WORK TO COMPLETE: Whenever a line contains the string "color", copy it out of the entries.

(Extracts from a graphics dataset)
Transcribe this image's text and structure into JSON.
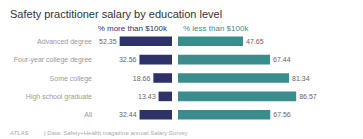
{
  "chart_data": [
    {
      "type": "bar",
      "title": "Safety practitioner salary by education level",
      "subtitle": "% more than $100k",
      "categories": [
        "Advanced degree",
        "Four-year college degree",
        "Some college",
        "High school graduate",
        "All"
      ],
      "values": [
        52.35,
        32.56,
        18.66,
        13.43,
        32.44
      ],
      "color": "#2d3268",
      "orientation": "horizontal",
      "xlim": [
        0,
        60
      ],
      "data_labels": true,
      "grid": false,
      "tick_labels": "y",
      "annotations": [
        "ATLAS",
        "| Data: Safety+Health magazine annual Salary Survey"
      ]
    },
    {
      "type": "bar",
      "subtitle": "% less than $100k",
      "categories": [
        "Advanced degree",
        "Four-year college degree",
        "Some college",
        "High school graduate",
        "All"
      ],
      "values": [
        47.65,
        67.44,
        81.34,
        86.57,
        67.56
      ],
      "color": "#3b8d8d",
      "orientation": "horizontal",
      "xlim": [
        0,
        115
      ],
      "data_labels": true,
      "grid": false,
      "tick_labels": false
    }
  ]
}
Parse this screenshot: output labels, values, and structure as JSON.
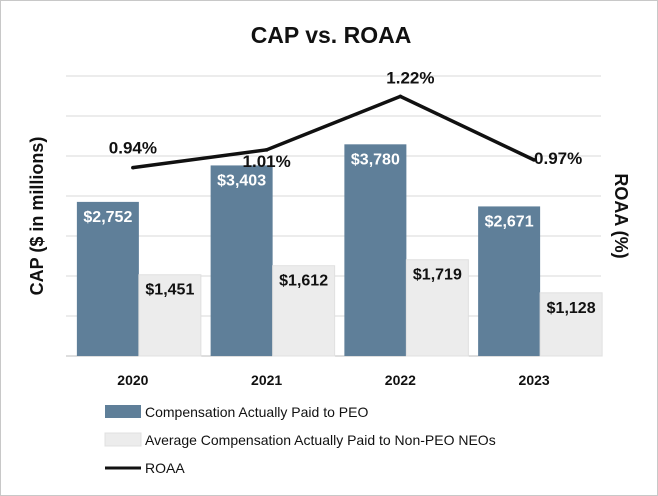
{
  "chart_data": {
    "type": "bar",
    "title": "CAP vs. ROAA",
    "ylabel": "CAP ($ in millions)",
    "y2label": "ROAA (%)",
    "categories": [
      "2020",
      "2021",
      "2022",
      "2023"
    ],
    "ylim": [
      0,
      5000
    ],
    "y2lim": [
      0.2,
      1.3
    ],
    "series": [
      {
        "name": "Compensation Actually Paid to PEO",
        "kind": "bar",
        "color": "#5f7f99",
        "values": [
          2752,
          3403,
          3780,
          2671
        ],
        "labels": [
          "$2,752",
          "$3,403",
          "$3,780",
          "$2,671"
        ]
      },
      {
        "name": "Average Compensation Actually Paid to Non-PEO NEOs",
        "kind": "bar",
        "color": "#ececec",
        "values": [
          1451,
          1612,
          1719,
          1128
        ],
        "labels": [
          "$1,451",
          "$1,612",
          "$1,719",
          "$1,128"
        ]
      },
      {
        "name": "ROAA",
        "kind": "line",
        "axis": "secondary",
        "color": "#111111",
        "values": [
          0.94,
          1.01,
          1.22,
          0.97
        ],
        "labels": [
          "0.94%",
          "1.01%",
          "1.22%",
          "0.97%"
        ]
      }
    ],
    "grid": true,
    "legend": "bottom"
  }
}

RESPONSE TO THE TASK:
      "color": "#2d3268",
      "color": "#3b8d8d",
        "color": "#5f7f99",
        "color": "#ececec",
        "color": "#111111",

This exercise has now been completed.